Give the data a second time, exactly and in full.

>> begin

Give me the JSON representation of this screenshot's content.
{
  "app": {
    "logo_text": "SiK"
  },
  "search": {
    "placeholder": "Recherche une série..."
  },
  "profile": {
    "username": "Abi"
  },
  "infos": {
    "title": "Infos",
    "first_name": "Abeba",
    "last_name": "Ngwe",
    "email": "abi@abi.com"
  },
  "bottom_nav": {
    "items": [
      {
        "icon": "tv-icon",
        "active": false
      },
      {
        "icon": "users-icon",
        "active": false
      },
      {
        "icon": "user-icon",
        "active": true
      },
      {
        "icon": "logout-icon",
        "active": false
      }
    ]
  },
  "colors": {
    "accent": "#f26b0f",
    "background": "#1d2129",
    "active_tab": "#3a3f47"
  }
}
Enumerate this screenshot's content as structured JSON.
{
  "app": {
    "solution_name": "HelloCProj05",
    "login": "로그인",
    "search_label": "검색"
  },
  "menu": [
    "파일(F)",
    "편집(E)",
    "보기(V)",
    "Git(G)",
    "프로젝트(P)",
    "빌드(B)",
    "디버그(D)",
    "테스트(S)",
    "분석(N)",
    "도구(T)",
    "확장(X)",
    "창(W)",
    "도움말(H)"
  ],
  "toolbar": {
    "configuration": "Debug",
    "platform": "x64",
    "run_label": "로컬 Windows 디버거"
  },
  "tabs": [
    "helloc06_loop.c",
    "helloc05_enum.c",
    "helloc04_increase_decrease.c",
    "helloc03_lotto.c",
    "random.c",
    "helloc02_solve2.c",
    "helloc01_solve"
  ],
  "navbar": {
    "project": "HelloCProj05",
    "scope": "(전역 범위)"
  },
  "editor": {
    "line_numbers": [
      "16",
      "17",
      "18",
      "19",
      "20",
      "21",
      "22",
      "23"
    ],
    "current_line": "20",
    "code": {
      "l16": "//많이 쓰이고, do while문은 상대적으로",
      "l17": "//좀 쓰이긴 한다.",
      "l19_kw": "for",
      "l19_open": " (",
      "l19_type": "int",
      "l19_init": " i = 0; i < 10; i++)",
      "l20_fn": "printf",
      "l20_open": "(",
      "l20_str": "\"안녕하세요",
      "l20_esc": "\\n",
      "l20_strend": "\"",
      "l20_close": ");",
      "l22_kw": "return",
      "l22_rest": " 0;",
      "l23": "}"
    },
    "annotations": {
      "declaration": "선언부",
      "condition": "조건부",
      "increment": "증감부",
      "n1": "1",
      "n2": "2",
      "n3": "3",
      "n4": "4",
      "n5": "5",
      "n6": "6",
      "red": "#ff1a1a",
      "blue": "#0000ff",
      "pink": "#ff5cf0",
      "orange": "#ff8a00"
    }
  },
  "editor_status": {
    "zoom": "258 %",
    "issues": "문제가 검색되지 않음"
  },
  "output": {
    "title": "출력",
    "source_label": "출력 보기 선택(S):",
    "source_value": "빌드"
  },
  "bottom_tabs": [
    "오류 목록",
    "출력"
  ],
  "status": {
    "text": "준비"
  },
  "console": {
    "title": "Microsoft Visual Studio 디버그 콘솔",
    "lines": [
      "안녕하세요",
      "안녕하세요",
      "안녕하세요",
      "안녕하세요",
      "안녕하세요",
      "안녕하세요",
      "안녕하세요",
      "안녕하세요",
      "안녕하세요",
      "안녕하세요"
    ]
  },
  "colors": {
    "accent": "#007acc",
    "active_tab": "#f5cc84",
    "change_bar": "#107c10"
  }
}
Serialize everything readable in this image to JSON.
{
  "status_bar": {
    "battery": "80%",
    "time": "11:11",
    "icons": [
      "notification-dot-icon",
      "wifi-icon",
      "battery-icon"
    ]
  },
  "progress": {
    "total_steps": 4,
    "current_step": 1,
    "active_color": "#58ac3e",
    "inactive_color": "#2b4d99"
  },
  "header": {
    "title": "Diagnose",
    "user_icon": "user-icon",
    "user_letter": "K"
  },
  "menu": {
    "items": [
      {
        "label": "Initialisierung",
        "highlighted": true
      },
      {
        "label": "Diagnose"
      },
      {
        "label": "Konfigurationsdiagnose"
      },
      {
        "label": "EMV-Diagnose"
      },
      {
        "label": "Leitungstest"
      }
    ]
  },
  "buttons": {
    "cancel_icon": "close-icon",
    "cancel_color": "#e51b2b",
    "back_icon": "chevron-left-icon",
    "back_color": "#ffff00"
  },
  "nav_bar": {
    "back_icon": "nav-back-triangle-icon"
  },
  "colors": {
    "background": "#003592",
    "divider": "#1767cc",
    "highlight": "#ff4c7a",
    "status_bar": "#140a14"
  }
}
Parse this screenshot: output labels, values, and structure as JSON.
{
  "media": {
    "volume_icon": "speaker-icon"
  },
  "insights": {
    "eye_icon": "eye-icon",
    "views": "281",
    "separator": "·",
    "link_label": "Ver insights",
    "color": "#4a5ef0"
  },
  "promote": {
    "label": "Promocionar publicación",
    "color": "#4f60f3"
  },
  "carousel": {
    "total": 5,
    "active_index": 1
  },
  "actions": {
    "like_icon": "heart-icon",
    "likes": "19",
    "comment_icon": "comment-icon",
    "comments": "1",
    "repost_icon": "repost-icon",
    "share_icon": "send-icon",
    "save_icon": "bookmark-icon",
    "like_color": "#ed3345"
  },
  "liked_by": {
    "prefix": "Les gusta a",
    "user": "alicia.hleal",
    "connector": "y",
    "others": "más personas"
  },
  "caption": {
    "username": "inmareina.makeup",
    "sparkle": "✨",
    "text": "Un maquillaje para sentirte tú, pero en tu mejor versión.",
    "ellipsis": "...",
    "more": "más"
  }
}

>> end

■ Answer:
Give me the JSON representation of this screenshot's content.
{
  "app": {
    "logo_text": "SiK"
  },
  "search": {
    "placeholder": "Recherche une série..."
  },
  "profile": {
    "username": "Abi"
  },
  "infos": {
    "title": "Infos",
    "first_name": "Abeba",
    "last_name": "Ngwe",
    "email": "abi@abi.com"
  },
  "bottom_nav": {
    "items": [
      {
        "icon": "tv-icon",
        "active": false
      },
      {
        "icon": "users-icon",
        "active": false
      },
      {
        "icon": "user-icon",
        "active": true
      },
      {
        "icon": "logout-icon",
        "active": false
      }
    ]
  },
  "colors": {
    "accent": "#f26b0f",
    "background": "#1d2129",
    "active_tab": "#3a3f47"
  }
}
Enumerate this screenshot's content as structured JSON.
{
  "app": {
    "solution_name": "HelloCProj05",
    "login": "로그인",
    "search_label": "검색"
  },
  "menu": [
    "파일(F)",
    "편집(E)",
    "보기(V)",
    "Git(G)",
    "프로젝트(P)",
    "빌드(B)",
    "디버그(D)",
    "테스트(S)",
    "분석(N)",
    "도구(T)",
    "확장(X)",
    "창(W)",
    "도움말(H)"
  ],
  "toolbar": {
    "configuration": "Debug",
    "platform": "x64",
    "run_label": "로컬 Windows 디버거"
  },
  "tabs": [
    "helloc06_loop.c",
    "helloc05_enum.c",
    "helloc04_increase_decrease.c",
    "helloc03_lotto.c",
    "random.c",
    "helloc02_solve2.c",
    "helloc01_solve"
  ],
  "navbar": {
    "project": "HelloCProj05",
    "scope": "(전역 범위)"
  },
  "editor": {
    "line_numbers": [
      "16",
      "17",
      "18",
      "19",
      "20",
      "21",
      "22",
      "23"
    ],
    "current_line": "20",
    "code": {
      "l16": "//많이 쓰이고, do while문은 상대적으로",
      "l17": "//좀 쓰이긴 한다.",
      "l19_kw": "for",
      "l19_open": " (",
      "l19_type": "int",
      "l19_init": " i = 0; i < 10; i++)",
      "l20_fn": "printf",
      "l20_open": "(",
      "l20_str": "\"안녕하세요",
      "l20_esc": "\\n",
      "l20_strend": "\"",
      "l20_close": ");",
      "l22_kw": "return",
      "l22_rest": " 0;",
      "l23": "}"
    },
    "annotations": {
      "declaration": "선언부",
      "condition": "조건부",
      "increment": "증감부",
      "n1": "1",
      "n2": "2",
      "n3": "3",
      "n4": "4",
      "n5": "5",
      "n6": "6",
      "red": "#ff1a1a",
      "blue": "#0000ff",
      "pink": "#ff5cf0",
      "orange": "#ff8a00"
    }
  },
  "editor_status": {
    "zoom": "258 %",
    "issues": "문제가 검색되지 않음"
  },
  "output": {
    "title": "출력",
    "source_label": "출력 보기 선택(S):",
    "source_value": "빌드"
  },
  "bottom_tabs": [
    "오류 목록",
    "출력"
  ],
  "status": {
    "text": "준비"
  },
  "console": {
    "title": "Microsoft Visual Studio 디버그 콘솔",
    "lines": [
      "안녕하세요",
      "안녕하세요",
      "안녕하세요",
      "안녕하세요",
      "안녕하세요",
      "안녕하세요",
      "안녕하세요",
      "안녕하세요",
      "안녕하세요",
      "안녕하세요"
    ]
  },
  "colors": {
    "accent": "#007acc",
    "active_tab": "#f5cc84",
    "change_bar": "#107c10"
  }
}
Serialize everything readable in this image to JSON.
{
  "status_bar": {
    "battery": "80%",
    "time": "11:11",
    "icons": [
      "notification-dot-icon",
      "wifi-icon",
      "battery-icon"
    ]
  },
  "progress": {
    "total_steps": 4,
    "current_step": 1,
    "active_color": "#58ac3e",
    "inactive_color": "#2b4d99"
  },
  "header": {
    "title": "Diagnose",
    "user_icon": "user-icon",
    "user_letter": "K"
  },
  "menu": {
    "items": [
      {
        "label": "Initialisierung",
        "highlighted": true
      },
      {
        "label": "Diagnose"
      },
      {
        "label": "Konfigurationsdiagnose"
      },
      {
        "label": "EMV-Diagnose"
      },
      {
        "label": "Leitungstest"
      }
    ]
  },
  "buttons": {
    "cancel_icon": "close-icon",
    "cancel_color": "#e51b2b",
    "back_icon": "chevron-left-icon",
    "back_color": "#ffff00"
  },
  "nav_bar": {
    "back_icon": "nav-back-triangle-icon"
  },
  "colors": {
    "background": "#003592",
    "divider": "#1767cc",
    "highlight": "#ff4c7a",
    "status_bar": "#140a14"
  }
}
Parse this screenshot: output labels, values, and structure as JSON.
{
  "media": {
    "volume_icon": "speaker-icon"
  },
  "insights": {
    "eye_icon": "eye-icon",
    "views": "281",
    "separator": "·",
    "link_label": "Ver insights",
    "color": "#4a5ef0"
  },
  "promote": {
    "label": "Promocionar publicación",
    "color": "#4f60f3"
  },
  "carousel": {
    "total": 5,
    "active_index": 1
  },
  "actions": {
    "like_icon": "heart-icon",
    "likes": "19",
    "comment_icon": "comment-icon",
    "comments": "1",
    "repost_icon": "repost-icon",
    "share_icon": "send-icon",
    "save_icon": "bookmark-icon",
    "like_color": "#ed3345"
  },
  "liked_by": {
    "prefix": "Les gusta a",
    "user": "alicia.hleal",
    "connector": "y",
    "others": "más personas"
  },
  "caption": {
    "username": "inmareina.makeup",
    "sparkle": "✨",
    "text": "Un maquillaje para sentirte tú, pero en tu mejor versión.",
    "ellipsis": "...",
    "more": "más"
  }
}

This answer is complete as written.